TASK.
All of the data needs to be repeated exactly.

(Dataset entries on figures)
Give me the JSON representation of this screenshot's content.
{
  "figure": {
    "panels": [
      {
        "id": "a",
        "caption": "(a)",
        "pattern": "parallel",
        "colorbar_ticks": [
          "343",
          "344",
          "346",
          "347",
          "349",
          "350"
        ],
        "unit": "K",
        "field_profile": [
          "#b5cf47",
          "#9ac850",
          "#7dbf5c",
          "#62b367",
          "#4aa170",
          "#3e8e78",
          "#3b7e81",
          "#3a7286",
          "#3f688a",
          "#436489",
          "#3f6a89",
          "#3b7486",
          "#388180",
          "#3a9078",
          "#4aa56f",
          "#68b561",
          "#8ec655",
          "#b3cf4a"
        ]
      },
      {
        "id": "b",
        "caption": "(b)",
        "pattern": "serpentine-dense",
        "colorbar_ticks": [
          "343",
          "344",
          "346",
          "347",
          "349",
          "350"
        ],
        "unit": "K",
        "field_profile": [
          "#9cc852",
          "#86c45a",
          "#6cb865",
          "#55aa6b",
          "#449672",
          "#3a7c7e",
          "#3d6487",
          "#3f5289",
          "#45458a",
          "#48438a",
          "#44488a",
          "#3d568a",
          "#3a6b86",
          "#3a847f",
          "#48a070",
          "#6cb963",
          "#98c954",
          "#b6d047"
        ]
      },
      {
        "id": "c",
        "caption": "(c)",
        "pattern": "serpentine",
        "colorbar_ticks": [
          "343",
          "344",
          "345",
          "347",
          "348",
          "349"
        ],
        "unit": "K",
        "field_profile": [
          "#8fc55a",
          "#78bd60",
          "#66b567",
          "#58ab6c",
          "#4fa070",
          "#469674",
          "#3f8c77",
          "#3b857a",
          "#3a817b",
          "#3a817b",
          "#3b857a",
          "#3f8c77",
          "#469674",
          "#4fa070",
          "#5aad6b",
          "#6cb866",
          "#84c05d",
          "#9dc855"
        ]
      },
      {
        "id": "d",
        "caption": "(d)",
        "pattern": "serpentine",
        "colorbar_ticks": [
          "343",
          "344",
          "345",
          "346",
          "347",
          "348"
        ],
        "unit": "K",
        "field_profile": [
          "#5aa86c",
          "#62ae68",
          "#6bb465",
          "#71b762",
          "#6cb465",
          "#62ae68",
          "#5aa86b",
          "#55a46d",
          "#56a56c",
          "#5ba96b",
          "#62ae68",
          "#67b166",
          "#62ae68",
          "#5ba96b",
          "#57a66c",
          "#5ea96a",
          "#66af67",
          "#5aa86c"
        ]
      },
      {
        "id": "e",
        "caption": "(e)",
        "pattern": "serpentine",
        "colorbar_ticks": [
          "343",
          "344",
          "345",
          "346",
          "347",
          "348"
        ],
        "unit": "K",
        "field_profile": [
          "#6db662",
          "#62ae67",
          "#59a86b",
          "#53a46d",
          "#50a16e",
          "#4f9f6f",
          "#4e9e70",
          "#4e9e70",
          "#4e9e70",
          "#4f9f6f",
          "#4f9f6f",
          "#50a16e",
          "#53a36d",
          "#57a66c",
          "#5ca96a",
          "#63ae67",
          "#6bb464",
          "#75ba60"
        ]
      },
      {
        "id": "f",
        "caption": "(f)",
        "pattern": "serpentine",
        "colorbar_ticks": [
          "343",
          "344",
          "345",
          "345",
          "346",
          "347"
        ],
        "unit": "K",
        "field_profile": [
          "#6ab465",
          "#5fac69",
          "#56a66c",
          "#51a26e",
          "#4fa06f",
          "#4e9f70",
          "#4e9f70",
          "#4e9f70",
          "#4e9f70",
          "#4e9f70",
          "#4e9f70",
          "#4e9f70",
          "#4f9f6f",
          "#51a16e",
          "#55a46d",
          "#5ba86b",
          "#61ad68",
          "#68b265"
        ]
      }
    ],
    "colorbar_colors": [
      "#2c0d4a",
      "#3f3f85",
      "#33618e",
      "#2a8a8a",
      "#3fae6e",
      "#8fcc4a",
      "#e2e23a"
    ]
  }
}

EXERCISE SOLUTION.
Give me the JSON representation of this screenshot's content.
{
  "figure": {
    "panels": [
      {
        "id": "a",
        "caption": "(a)",
        "pattern": "parallel",
        "colorbar_ticks": [
          "343",
          "344",
          "346",
          "347",
          "349",
          "350"
        ],
        "unit": "K",
        "field_profile": [
          "#b5cf47",
          "#9ac850",
          "#7dbf5c",
          "#62b367",
          "#4aa170",
          "#3e8e78",
          "#3b7e81",
          "#3a7286",
          "#3f688a",
          "#436489",
          "#3f6a89",
          "#3b7486",
          "#388180",
          "#3a9078",
          "#4aa56f",
          "#68b561",
          "#8ec655",
          "#b3cf4a"
        ]
      },
      {
        "id": "b",
        "caption": "(b)",
        "pattern": "serpentine-dense",
        "colorbar_ticks": [
          "343",
          "344",
          "346",
          "347",
          "349",
          "350"
        ],
        "unit": "K",
        "field_profile": [
          "#9cc852",
          "#86c45a",
          "#6cb865",
          "#55aa6b",
          "#449672",
          "#3a7c7e",
          "#3d6487",
          "#3f5289",
          "#45458a",
          "#48438a",
          "#44488a",
          "#3d568a",
          "#3a6b86",
          "#3a847f",
          "#48a070",
          "#6cb963",
          "#98c954",
          "#b6d047"
        ]
      },
      {
        "id": "c",
        "caption": "(c)",
        "pattern": "serpentine",
        "colorbar_ticks": [
          "343",
          "344",
          "345",
          "347",
          "348",
          "349"
        ],
        "unit": "K",
        "field_profile": [
          "#8fc55a",
          "#78bd60",
          "#66b567",
          "#58ab6c",
          "#4fa070",
          "#469674",
          "#3f8c77",
          "#3b857a",
          "#3a817b",
          "#3a817b",
          "#3b857a",
          "#3f8c77",
          "#469674",
          "#4fa070",
          "#5aad6b",
          "#6cb866",
          "#84c05d",
          "#9dc855"
        ]
      },
      {
        "id": "d",
        "caption": "(d)",
        "pattern": "serpentine",
        "colorbar_ticks": [
          "343",
          "344",
          "345",
          "346",
          "347",
          "348"
        ],
        "unit": "K",
        "field_profile": [
          "#5aa86c",
          "#62ae68",
          "#6bb465",
          "#71b762",
          "#6cb465",
          "#62ae68",
          "#5aa86b",
          "#55a46d",
          "#56a56c",
          "#5ba96b",
          "#62ae68",
          "#67b166",
          "#62ae68",
          "#5ba96b",
          "#57a66c",
          "#5ea96a",
          "#66af67",
          "#5aa86c"
        ]
      },
      {
        "id": "e",
        "caption": "(e)",
        "pattern": "serpentine",
        "colorbar_ticks": [
          "343",
          "344",
          "345",
          "346",
          "347",
          "348"
        ],
        "unit": "K",
        "field_profile": [
          "#6db662",
          "#62ae67",
          "#59a86b",
          "#53a46d",
          "#50a16e",
          "#4f9f6f",
          "#4e9e70",
          "#4e9e70",
          "#4e9e70",
          "#4f9f6f",
          "#4f9f6f",
          "#50a16e",
          "#53a36d",
          "#57a66c",
          "#5ca96a",
          "#63ae67",
          "#6bb464",
          "#75ba60"
        ]
      },
      {
        "id": "f",
        "caption": "(f)",
        "pattern": "serpentine",
        "colorbar_ticks": [
          "343",
          "344",
          "345",
          "345",
          "346",
          "347"
        ],
        "unit": "K",
        "field_profile": [
          "#6ab465",
          "#5fac69",
          "#56a66c",
          "#51a26e",
          "#4fa06f",
          "#4e9f70",
          "#4e9f70",
          "#4e9f70",
          "#4e9f70",
          "#4e9f70",
          "#4e9f70",
          "#4e9f70",
          "#4f9f6f",
          "#51a16e",
          "#55a46d",
          "#5ba86b",
          "#61ad68",
          "#68b265"
        ]
      }
    ],
    "colorbar_colors": [
      "#2c0d4a",
      "#3f3f85",
      "#33618e",
      "#2a8a8a",
      "#3fae6e",
      "#8fcc4a",
      "#e2e23a"
    ]
  }
}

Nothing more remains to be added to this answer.